§ **EXTRACT**
Wednesday, September 10, 2008

Mr. & Mrs. Hawthorne's Lunch Today.

Mr. Hawthorne and I had a lovely lunch today. We started out yesterday, with Mr. Hawthorne making a compound butter.
Here's the wonderful butter, softened, we bought from Yoder's Amish Market in Yanceyville, NC., last time we went to Danville, Va. I went to the herb garden and picked thyme, chives, and parsley.
Then I decided some shallots and garlic would not be amiss.
Chopped chives go in.
Mr. H. pulls off thyme leaves from the sprig by pulling backwards along stem.
Mr. H. chops the garlic, shallot, and parsley.
All herbs go into the butter.
Then a few drops of white wine. Next, we decided we'd make our own fries, pommes frites, if you will, according to the recipe provided by Anthony Bourdain in his Les Halles Cookbook.
First, Mr. Hawthorne peeled and sliced the potatoes.
He immediately put them in ice water.
After 30 minutes, the water was looking a bit cloudy, so I poured it out.
Rinsed the taters and returned them to another ice water bath and let them sit overnight in the fridge.

§ **DATA PROVIDED**
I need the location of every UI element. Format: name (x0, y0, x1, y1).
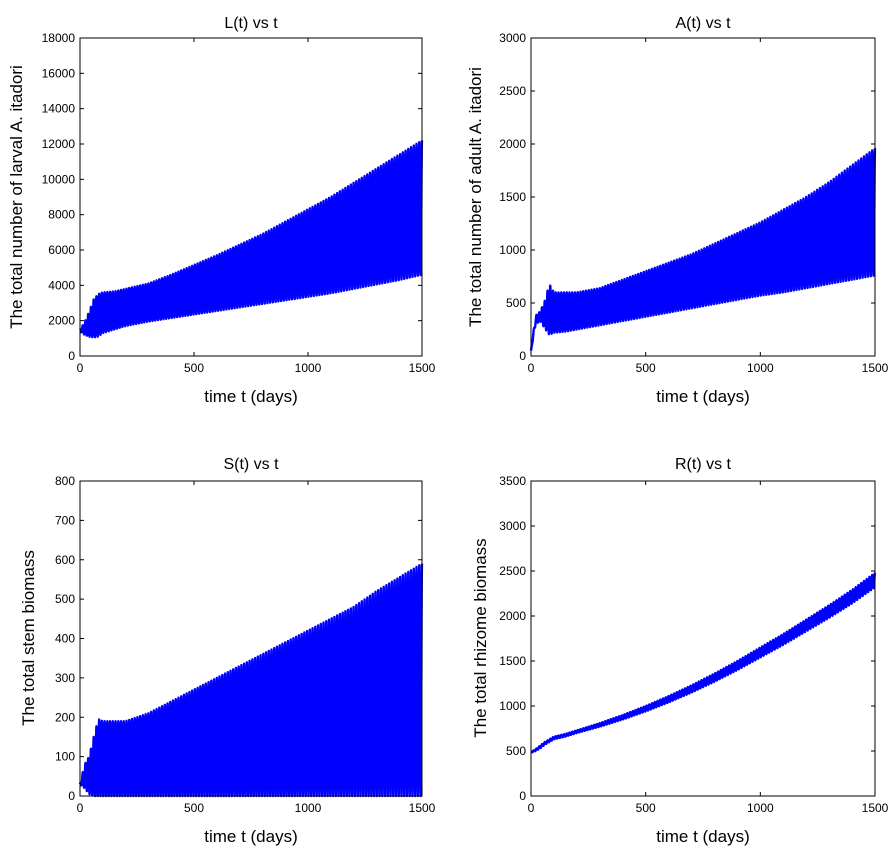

§ **WHAT TO DO**
[1] Please set down the passage of the lunch post from "Wednesday, September 10, 2008" to "chives go in." word for word.
[2] Name every herb the lunch post says was picked from the herb garden.

§ **OUTPUTS**
[1]
Wednesday, September 10, 2008

Mr. & Mrs. Hawthorne's Lunch Today.

Mr. Hawthorne and I had a lovely lunch today. We started out yesterday, with Mr. Hawthorne making a compound butter.
Here's the wonderful butter, softened, we bought from Yoder's Amish Market in Yanceyville, NC., last time we went to Danville, Va. I went to the herb garden and picked thyme, chives, and parsley.
Then I decided some shallots and garlic would not be amiss.
Chopped chives go in.

[2] Thyme, chives, and parsley.